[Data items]
----
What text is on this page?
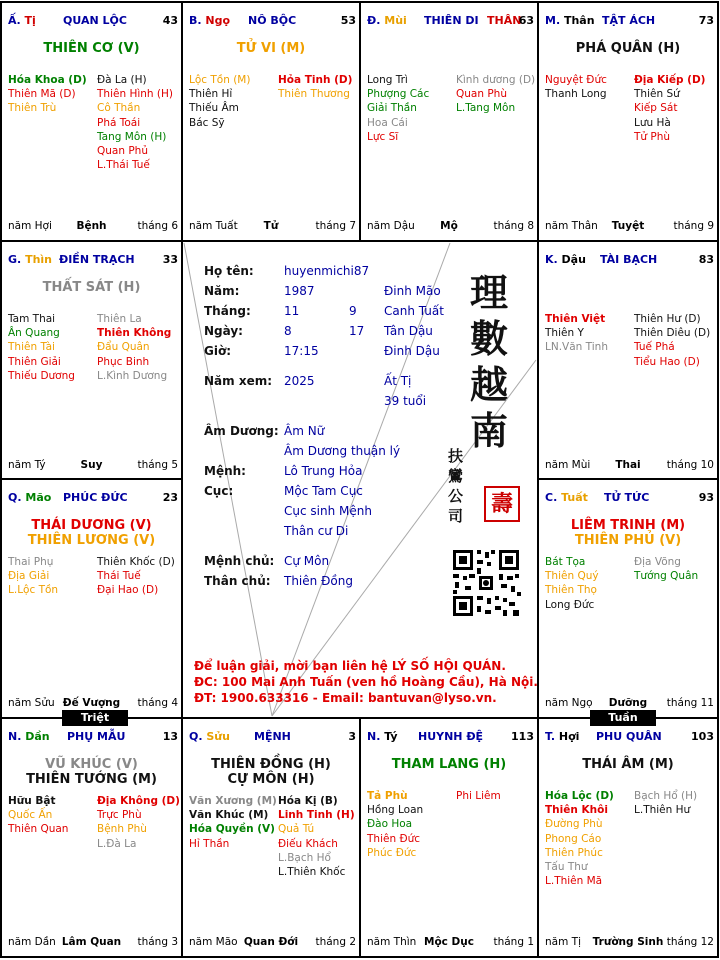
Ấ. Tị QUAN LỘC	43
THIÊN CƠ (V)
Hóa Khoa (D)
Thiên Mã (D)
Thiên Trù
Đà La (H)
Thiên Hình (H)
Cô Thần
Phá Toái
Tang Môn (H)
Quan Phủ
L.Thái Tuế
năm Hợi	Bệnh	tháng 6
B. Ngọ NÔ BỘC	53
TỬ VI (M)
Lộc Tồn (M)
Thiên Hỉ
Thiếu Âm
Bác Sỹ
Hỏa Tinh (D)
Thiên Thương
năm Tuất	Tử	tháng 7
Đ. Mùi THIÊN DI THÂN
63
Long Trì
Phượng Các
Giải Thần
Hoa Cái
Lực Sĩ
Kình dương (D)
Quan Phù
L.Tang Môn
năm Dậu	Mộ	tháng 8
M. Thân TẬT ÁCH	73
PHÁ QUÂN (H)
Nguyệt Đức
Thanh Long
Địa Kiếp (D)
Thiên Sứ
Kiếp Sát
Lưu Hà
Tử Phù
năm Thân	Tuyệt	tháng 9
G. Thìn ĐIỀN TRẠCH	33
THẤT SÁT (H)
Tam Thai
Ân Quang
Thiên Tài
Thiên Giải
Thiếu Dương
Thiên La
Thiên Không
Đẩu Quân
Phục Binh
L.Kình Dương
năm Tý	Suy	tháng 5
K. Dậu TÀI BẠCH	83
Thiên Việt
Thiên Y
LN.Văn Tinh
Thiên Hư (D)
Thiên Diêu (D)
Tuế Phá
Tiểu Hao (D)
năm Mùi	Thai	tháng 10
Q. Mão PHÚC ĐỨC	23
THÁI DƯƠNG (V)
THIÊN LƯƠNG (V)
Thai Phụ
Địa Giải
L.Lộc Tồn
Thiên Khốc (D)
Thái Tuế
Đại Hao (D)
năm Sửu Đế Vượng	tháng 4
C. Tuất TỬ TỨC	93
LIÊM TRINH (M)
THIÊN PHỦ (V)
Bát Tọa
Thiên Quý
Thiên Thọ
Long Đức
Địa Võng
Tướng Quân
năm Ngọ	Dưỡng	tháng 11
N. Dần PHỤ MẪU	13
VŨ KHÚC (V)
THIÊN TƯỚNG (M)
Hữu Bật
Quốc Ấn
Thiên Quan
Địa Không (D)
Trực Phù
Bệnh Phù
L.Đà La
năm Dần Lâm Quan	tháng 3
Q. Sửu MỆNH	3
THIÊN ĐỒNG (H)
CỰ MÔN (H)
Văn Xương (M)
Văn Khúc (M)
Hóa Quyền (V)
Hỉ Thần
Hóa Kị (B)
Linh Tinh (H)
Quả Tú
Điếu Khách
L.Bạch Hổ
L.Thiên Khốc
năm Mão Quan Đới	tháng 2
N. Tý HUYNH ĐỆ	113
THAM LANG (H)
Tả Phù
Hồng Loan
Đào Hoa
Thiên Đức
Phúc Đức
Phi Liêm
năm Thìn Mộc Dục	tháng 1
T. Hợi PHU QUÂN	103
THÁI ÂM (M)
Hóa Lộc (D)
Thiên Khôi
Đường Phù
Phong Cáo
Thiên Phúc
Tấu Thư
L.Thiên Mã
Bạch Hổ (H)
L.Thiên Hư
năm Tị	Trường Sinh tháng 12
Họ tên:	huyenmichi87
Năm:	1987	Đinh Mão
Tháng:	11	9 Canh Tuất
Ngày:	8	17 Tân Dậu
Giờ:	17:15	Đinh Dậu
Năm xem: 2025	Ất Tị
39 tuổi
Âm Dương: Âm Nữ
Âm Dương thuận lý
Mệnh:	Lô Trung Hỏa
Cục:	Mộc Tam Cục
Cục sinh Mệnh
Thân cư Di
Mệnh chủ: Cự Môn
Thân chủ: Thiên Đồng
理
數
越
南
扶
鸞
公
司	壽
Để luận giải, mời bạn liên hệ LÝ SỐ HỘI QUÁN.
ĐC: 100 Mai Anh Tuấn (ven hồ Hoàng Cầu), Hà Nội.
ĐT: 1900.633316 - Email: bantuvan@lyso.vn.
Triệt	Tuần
----
» **Exercise objective**:
Copy the data word for word. Pictures do not go in the copy.

» **Full answer**:
What text is on this page?
Ấ. Tị QUAN LỘC	43
THIÊN CƠ (V)
Hóa Khoa (D)
Thiên Mã (D)
Thiên Trù
Đà La (H)
Thiên Hình (H)
Cô Thần
Phá Toái
Tang Môn (H)
Quan Phủ
L.Thái Tuế
năm Hợi	Bệnh	tháng 6
B. Ngọ NÔ BỘC	53
TỬ VI (M)
Lộc Tồn (M)
Thiên Hỉ
Thiếu Âm
Bác Sỹ
Hỏa Tinh (D)
Thiên Thương
năm Tuất	Tử	tháng 7
Đ. Mùi THIÊN DI THÂN
63
Long Trì
Phượng Các
Giải Thần
Hoa Cái
Lực Sĩ
Kình dương (D)
Quan Phù
L.Tang Môn
năm Dậu	Mộ	tháng 8
M. Thân TẬT ÁCH	73
PHÁ QUÂN (H)
Nguyệt Đức
Thanh Long
Địa Kiếp (D)
Thiên Sứ
Kiếp Sát
Lưu Hà
Tử Phù
năm Thân	Tuyệt	tháng 9
G. Thìn ĐIỀN TRẠCH	33
THẤT SÁT (H)
Tam Thai
Ân Quang
Thiên Tài
Thiên Giải
Thiếu Dương
Thiên La
Thiên Không
Đẩu Quân
Phục Binh
L.Kình Dương
năm Tý	Suy	tháng 5
K. Dậu TÀI BẠCH	83
Thiên Việt
Thiên Y
LN.Văn Tinh
Thiên Hư (D)
Thiên Diêu (D)
Tuế Phá
Tiểu Hao (D)
năm Mùi	Thai	tháng 10
Q. Mão PHÚC ĐỨC	23
THÁI DƯƠNG (V)
THIÊN LƯƠNG (V)
Thai Phụ
Địa Giải
L.Lộc Tồn
Thiên Khốc (D)
Thái Tuế
Đại Hao (D)
năm Sửu Đế Vượng	tháng 4
C. Tuất TỬ TỨC	93
LIÊM TRINH (M)
THIÊN PHỦ (V)
Bát Tọa
Thiên Quý
Thiên Thọ
Long Đức
Địa Võng
Tướng Quân
năm Ngọ	Dưỡng	tháng 11
N. Dần PHỤ MẪU	13
VŨ KHÚC (V)
THIÊN TƯỚNG (M)
Hữu Bật
Quốc Ấn
Thiên Quan
Địa Không (D)
Trực Phù
Bệnh Phù
L.Đà La
năm Dần Lâm Quan	tháng 3
Q. Sửu MỆNH	3
THIÊN ĐỒNG (H)
CỰ MÔN (H)
Văn Xương (M)
Văn Khúc (M)
Hóa Quyền (V)
Hỉ Thần
Hóa Kị (B)
Linh Tinh (H)
Quả Tú
Điếu Khách
L.Bạch Hổ
L.Thiên Khốc
năm Mão Quan Đới	tháng 2
N. Tý HUYNH ĐỆ	113
THAM LANG (H)
Tả Phù
Hồng Loan
Đào Hoa
Thiên Đức
Phúc Đức
Phi Liêm
năm Thìn Mộc Dục	tháng 1
T. Hợi PHU QUÂN	103
THÁI ÂM (M)
Hóa Lộc (D)
Thiên Khôi
Đường Phù
Phong Cáo
Thiên Phúc
Tấu Thư
L.Thiên Mã
Bạch Hổ (H)
L.Thiên Hư
năm Tị	Trường Sinh tháng 12
Họ tên:	huyenmichi87
Năm:	1987	Đinh Mão
Tháng:	11	9 Canh Tuất
Ngày:	8	17 Tân Dậu
Giờ:	17:15	Đinh Dậu
Năm xem: 2025	Ất Tị
39 tuổi
Âm Dương: Âm Nữ
Âm Dương thuận lý
Mệnh:	Lô Trung Hỏa
Cục:	Mộc Tam Cục
Cục sinh Mệnh
Thân cư Di
Mệnh chủ: Cự Môn
Thân chủ: Thiên Đồng
理
數
越
南
扶
鸞
公
司	壽
Để luận giải, mời bạn liên hệ LÝ SỐ HỘI QUÁN.
ĐC: 100 Mai Anh Tuấn (ven hồ Hoàng Cầu), Hà Nội.
ĐT: 1900.633316 - Email: bantuvan@lyso.vn.
Triệt	Tuần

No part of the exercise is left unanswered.